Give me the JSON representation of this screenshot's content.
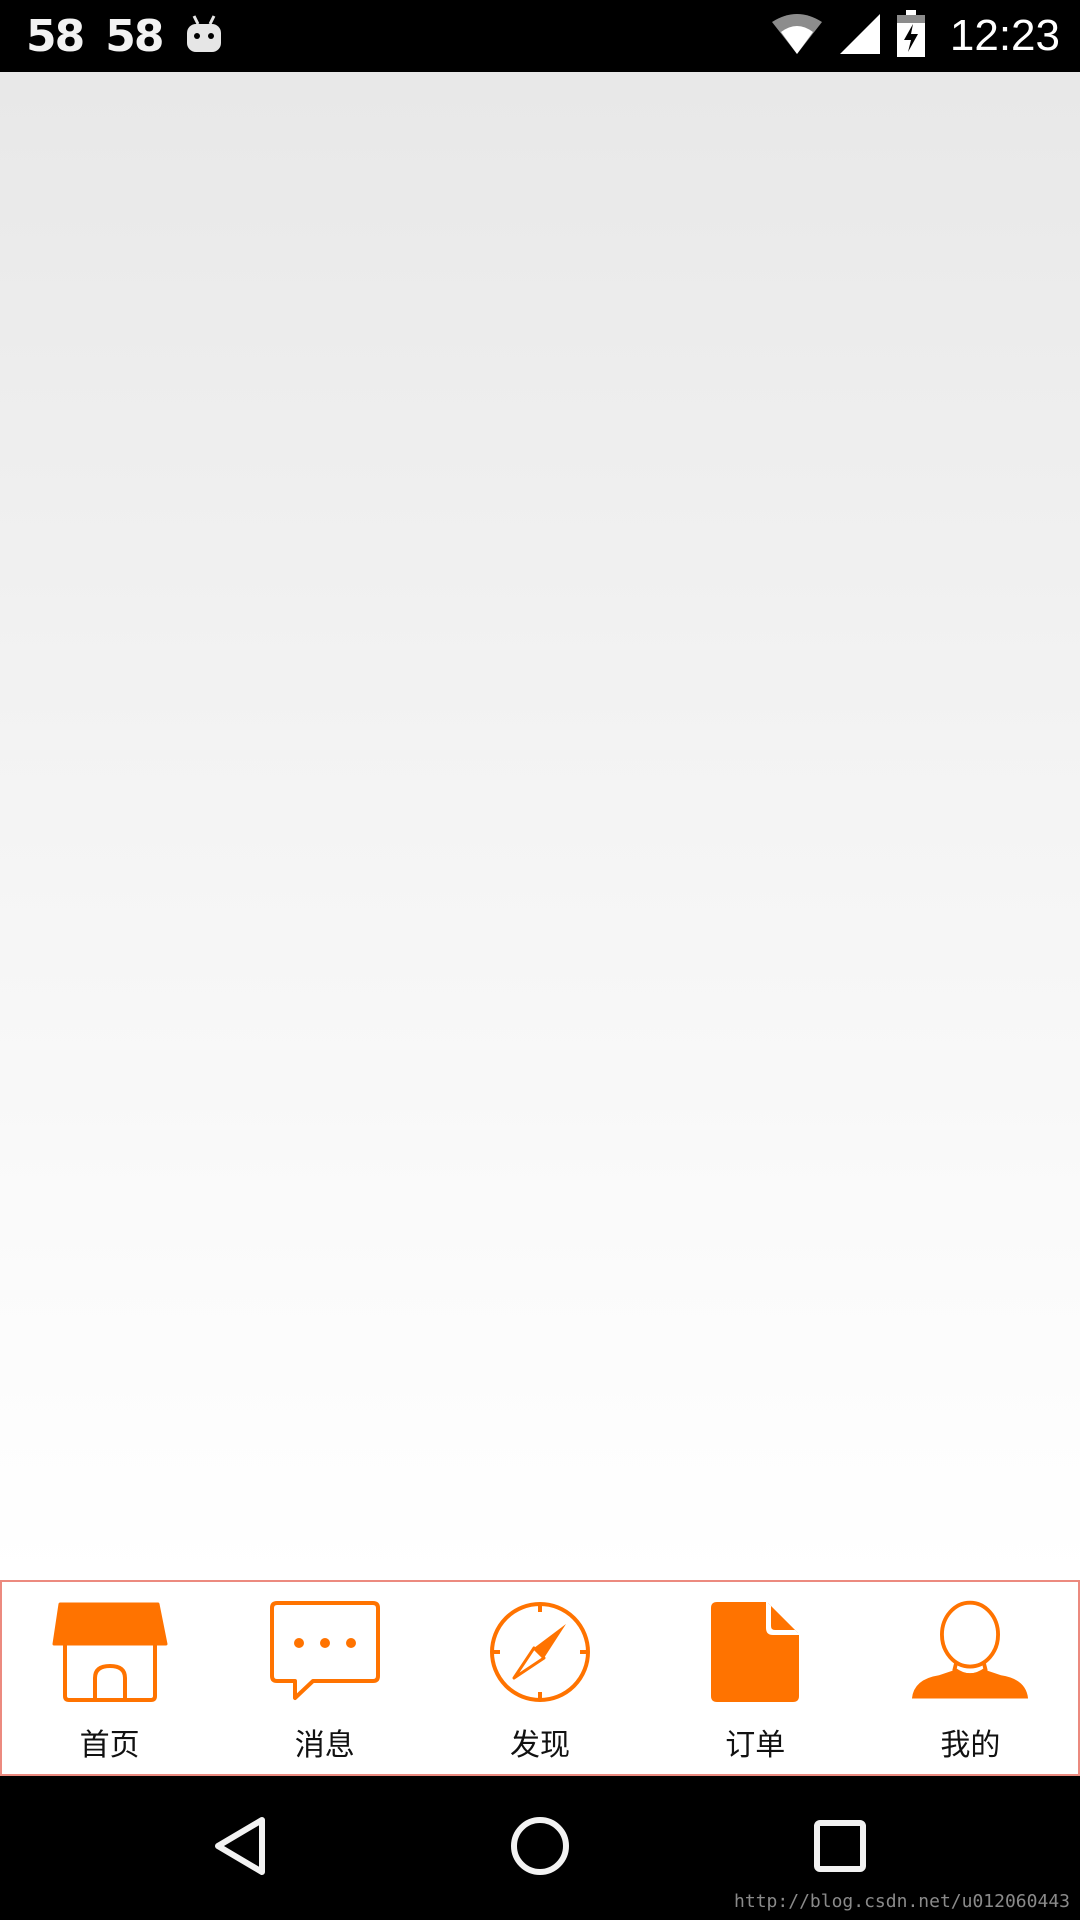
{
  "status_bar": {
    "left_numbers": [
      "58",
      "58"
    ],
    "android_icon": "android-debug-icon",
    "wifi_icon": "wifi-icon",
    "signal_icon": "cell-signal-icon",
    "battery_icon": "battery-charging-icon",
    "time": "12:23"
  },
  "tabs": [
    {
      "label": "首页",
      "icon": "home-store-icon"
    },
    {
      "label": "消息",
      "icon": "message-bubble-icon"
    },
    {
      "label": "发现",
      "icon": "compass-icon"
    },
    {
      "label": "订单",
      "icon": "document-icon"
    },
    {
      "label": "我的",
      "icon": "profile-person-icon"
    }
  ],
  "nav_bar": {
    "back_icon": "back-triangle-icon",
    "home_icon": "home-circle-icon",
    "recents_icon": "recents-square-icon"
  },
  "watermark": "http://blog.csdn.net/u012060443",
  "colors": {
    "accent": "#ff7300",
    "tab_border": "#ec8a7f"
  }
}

__Task prompt__:
Find the lines holding "icon" and list every one.

__Response__:
    "android_icon": "android-debug-icon",
    "wifi_icon": "wifi-icon",
    "signal_icon": "cell-signal-icon",
    "battery_icon": "battery-charging-icon",
      "icon": "home-store-icon"
      "icon": "message-bubble-icon"
      "icon": "compass-icon"
      "icon": "document-icon"
      "icon": "profile-person-icon"
    "back_icon": "back-triangle-icon",
    "home_icon": "home-circle-icon",
    "recents_icon": "recents-square-icon"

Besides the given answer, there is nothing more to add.